_Figure record listings_:
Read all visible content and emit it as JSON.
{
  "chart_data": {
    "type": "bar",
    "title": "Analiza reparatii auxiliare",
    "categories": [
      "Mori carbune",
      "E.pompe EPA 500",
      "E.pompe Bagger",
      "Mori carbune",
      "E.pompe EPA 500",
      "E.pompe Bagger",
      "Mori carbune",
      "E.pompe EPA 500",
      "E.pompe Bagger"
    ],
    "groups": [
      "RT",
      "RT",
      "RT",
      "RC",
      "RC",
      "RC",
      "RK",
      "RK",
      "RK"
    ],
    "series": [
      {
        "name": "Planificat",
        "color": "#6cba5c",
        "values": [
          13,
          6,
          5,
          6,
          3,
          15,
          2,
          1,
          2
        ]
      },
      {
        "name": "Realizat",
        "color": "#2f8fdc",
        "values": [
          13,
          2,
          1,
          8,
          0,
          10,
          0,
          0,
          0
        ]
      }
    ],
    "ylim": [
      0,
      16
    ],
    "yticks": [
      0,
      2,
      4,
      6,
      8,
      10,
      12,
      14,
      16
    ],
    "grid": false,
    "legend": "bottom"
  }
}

_TASK_:
Could you reproduce every record above exactly as it appears?

_TASK RESPONSE_:
Read all visible content and emit it as JSON.
{
  "chart_data": {
    "type": "bar",
    "title": "Analiza reparatii auxiliare",
    "categories": [
      "Mori carbune",
      "E.pompe EPA 500",
      "E.pompe Bagger",
      "Mori carbune",
      "E.pompe EPA 500",
      "E.pompe Bagger",
      "Mori carbune",
      "E.pompe EPA 500",
      "E.pompe Bagger"
    ],
    "groups": [
      "RT",
      "RT",
      "RT",
      "RC",
      "RC",
      "RC",
      "RK",
      "RK",
      "RK"
    ],
    "series": [
      {
        "name": "Planificat",
        "color": "#6cba5c",
        "values": [
          13,
          6,
          5,
          6,
          3,
          15,
          2,
          1,
          2
        ]
      },
      {
        "name": "Realizat",
        "color": "#2f8fdc",
        "values": [
          13,
          2,
          1,
          8,
          0,
          10,
          0,
          0,
          0
        ]
      }
    ],
    "ylim": [
      0,
      16
    ],
    "yticks": [
      0,
      2,
      4,
      6,
      8,
      10,
      12,
      14,
      16
    ],
    "grid": false,
    "legend": "bottom"
  }
}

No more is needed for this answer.